- Record extracts -
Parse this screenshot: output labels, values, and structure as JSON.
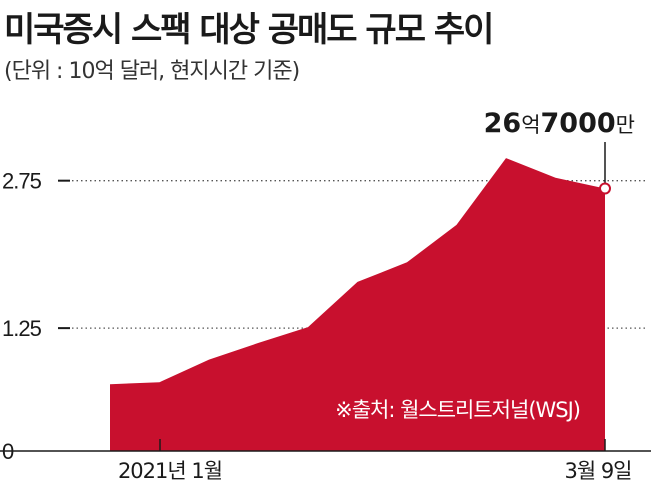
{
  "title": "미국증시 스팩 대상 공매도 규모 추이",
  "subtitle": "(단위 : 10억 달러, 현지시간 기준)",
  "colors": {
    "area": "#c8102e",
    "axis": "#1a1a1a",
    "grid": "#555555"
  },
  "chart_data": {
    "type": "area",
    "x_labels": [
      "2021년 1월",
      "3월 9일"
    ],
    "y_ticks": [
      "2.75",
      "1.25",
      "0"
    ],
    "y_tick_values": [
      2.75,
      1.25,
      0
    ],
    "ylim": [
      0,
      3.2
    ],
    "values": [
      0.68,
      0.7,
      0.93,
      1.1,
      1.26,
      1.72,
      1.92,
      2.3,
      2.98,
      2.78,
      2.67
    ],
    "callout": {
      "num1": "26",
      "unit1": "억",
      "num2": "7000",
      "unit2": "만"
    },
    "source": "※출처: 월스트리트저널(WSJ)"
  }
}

- Short exercise -
Word for word, quote the lines above. Omit the pictures.

- Task result -
Parse this screenshot: output labels, values, and structure as JSON.
{
  "title": "미국증시 스팩 대상 공매도 규모 추이",
  "subtitle": "(단위 : 10억 달러, 현지시간 기준)",
  "colors": {
    "area": "#c8102e",
    "axis": "#1a1a1a",
    "grid": "#555555"
  },
  "chart_data": {
    "type": "area",
    "x_labels": [
      "2021년 1월",
      "3월 9일"
    ],
    "y_ticks": [
      "2.75",
      "1.25",
      "0"
    ],
    "y_tick_values": [
      2.75,
      1.25,
      0
    ],
    "ylim": [
      0,
      3.2
    ],
    "values": [
      0.68,
      0.7,
      0.93,
      1.1,
      1.26,
      1.72,
      1.92,
      2.3,
      2.98,
      2.78,
      2.67
    ],
    "callout": {
      "num1": "26",
      "unit1": "억",
      "num2": "7000",
      "unit2": "만"
    },
    "source": "※출처: 월스트리트저널(WSJ)"
  }
}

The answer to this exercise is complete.